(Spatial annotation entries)
[START]

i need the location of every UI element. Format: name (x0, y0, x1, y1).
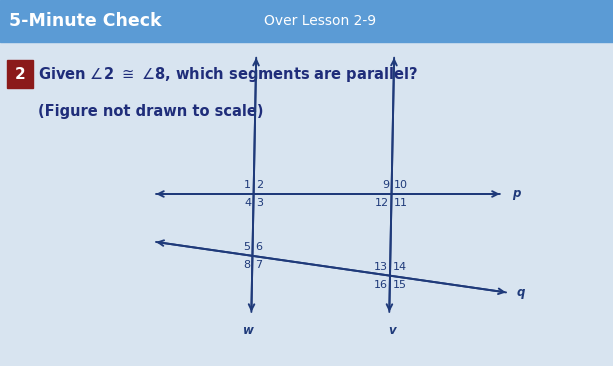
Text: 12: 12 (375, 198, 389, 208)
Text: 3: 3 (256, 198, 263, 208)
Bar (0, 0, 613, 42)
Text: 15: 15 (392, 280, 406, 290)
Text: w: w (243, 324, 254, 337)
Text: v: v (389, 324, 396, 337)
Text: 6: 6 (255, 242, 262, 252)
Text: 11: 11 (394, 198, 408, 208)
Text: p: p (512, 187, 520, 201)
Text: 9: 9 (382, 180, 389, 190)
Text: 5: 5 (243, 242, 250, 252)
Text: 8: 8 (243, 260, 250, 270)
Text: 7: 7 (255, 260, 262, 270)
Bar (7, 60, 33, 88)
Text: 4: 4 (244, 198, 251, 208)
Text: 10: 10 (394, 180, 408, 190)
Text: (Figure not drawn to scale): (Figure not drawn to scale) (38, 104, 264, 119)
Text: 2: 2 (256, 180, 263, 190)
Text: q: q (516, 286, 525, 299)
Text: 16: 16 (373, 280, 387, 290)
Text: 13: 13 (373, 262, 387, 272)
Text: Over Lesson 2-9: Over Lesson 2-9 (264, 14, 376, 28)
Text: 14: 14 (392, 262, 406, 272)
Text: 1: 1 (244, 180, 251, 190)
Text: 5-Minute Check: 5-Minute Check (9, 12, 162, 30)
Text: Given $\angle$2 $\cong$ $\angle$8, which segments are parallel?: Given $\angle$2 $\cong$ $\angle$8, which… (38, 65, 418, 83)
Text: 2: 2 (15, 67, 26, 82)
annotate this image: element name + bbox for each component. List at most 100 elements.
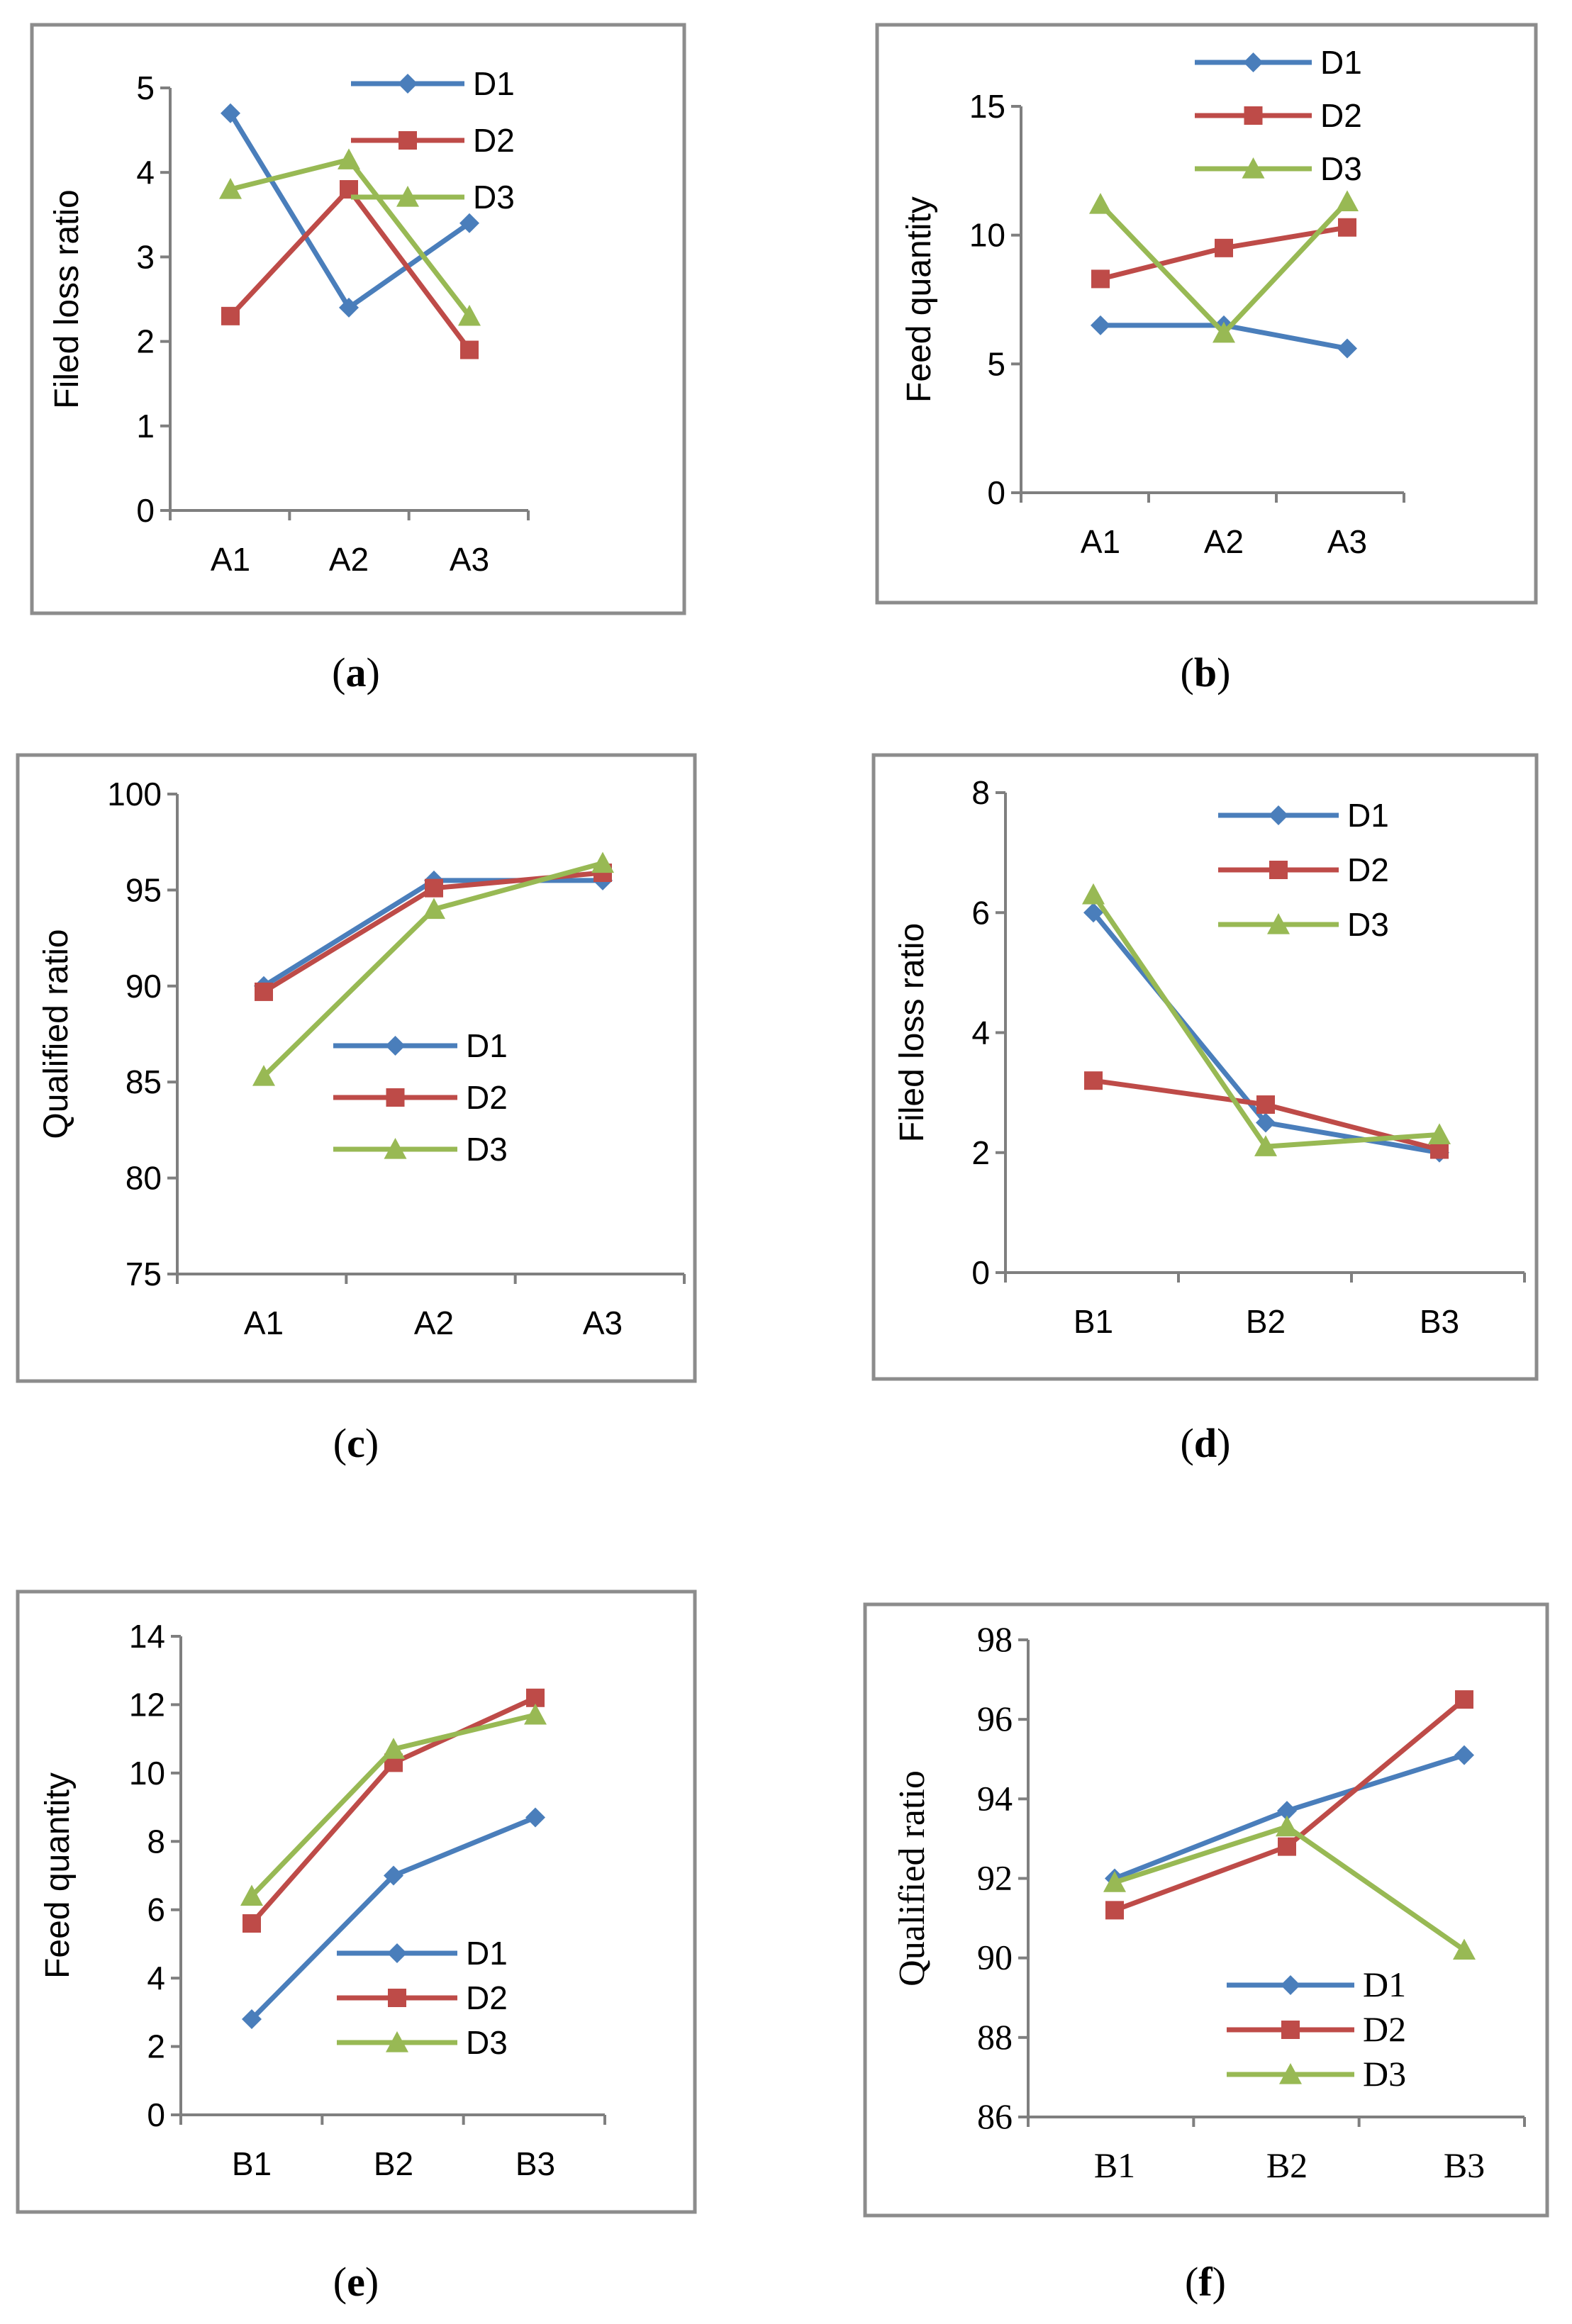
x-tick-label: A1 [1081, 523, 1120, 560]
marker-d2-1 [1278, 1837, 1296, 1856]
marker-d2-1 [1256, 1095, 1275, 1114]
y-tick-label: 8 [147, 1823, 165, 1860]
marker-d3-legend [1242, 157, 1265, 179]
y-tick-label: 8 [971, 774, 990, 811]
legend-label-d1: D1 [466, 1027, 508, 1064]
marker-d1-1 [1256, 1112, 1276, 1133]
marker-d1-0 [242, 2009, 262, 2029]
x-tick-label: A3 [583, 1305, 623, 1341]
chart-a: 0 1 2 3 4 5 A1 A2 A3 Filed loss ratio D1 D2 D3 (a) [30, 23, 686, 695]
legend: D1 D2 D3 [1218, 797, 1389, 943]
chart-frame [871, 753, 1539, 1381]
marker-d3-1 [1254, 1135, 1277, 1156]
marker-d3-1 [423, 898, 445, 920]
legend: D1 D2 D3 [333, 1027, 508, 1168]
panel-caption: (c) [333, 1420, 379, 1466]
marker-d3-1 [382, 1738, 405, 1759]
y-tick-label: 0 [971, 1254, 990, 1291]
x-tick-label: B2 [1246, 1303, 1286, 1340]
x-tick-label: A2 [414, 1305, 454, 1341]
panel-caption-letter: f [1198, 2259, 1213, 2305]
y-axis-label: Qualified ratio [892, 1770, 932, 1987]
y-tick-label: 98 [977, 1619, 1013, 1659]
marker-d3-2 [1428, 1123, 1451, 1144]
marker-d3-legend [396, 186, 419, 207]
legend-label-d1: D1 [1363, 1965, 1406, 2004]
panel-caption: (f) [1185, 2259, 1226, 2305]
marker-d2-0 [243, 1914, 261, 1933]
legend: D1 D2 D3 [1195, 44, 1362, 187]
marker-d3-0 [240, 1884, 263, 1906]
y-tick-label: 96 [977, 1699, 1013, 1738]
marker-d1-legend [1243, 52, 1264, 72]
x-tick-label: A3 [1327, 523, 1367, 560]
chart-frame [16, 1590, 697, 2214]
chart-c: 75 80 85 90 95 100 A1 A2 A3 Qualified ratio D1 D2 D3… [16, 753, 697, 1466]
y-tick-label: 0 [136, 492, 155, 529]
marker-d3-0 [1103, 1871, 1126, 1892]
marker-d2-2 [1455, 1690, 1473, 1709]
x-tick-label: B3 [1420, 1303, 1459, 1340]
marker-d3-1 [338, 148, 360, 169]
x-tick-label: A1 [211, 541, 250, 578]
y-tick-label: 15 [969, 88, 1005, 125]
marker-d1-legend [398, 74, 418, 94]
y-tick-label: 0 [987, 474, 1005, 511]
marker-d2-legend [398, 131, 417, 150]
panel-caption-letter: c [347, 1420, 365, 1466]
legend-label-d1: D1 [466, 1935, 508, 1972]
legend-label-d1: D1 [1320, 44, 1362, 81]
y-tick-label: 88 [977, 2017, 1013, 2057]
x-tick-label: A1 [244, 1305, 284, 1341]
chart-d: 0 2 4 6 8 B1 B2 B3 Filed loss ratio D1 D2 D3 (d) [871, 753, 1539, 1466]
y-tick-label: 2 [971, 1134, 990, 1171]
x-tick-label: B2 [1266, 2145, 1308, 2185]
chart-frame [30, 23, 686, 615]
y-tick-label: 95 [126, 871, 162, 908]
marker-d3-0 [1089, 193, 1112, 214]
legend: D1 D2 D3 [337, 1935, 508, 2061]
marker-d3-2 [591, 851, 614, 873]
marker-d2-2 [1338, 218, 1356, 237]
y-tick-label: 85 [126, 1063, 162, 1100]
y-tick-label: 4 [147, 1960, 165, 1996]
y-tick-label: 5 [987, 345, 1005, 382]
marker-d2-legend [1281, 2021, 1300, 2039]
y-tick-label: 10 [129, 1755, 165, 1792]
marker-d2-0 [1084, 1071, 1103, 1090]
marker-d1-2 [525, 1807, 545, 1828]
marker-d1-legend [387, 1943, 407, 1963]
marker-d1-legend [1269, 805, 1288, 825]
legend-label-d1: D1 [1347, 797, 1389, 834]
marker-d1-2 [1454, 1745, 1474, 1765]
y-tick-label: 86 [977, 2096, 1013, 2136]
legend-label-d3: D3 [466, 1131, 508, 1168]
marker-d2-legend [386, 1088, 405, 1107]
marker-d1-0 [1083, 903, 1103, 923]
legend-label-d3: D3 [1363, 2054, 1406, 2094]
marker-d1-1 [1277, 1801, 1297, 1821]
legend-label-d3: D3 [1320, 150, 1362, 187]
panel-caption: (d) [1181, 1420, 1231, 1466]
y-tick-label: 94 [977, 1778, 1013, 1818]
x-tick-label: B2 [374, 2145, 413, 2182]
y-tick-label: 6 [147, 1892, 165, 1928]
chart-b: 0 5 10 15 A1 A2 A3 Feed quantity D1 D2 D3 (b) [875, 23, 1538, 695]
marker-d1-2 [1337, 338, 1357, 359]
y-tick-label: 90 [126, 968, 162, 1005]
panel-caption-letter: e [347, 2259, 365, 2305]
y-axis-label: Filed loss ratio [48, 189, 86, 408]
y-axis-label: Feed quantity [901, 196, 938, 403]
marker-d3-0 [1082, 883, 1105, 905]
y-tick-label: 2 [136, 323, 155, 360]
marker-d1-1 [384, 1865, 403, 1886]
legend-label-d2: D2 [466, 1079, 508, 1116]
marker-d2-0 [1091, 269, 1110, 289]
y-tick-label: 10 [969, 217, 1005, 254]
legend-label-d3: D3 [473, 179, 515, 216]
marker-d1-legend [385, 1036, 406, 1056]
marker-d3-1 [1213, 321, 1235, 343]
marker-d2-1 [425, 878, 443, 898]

[END]

▶ **YOUR TASK**
Gather every line of the records containing the word "quantity", treating uppercase and lowercase as different.

▶ **COMPLETE OUTPUT**
chart-b: 0 5 10 15 A1 A2 A3 Feed quantity D1 D2 D3 (b) [875, 23, 1538, 695]
y-axis-label: Feed quantity [901, 196, 938, 403]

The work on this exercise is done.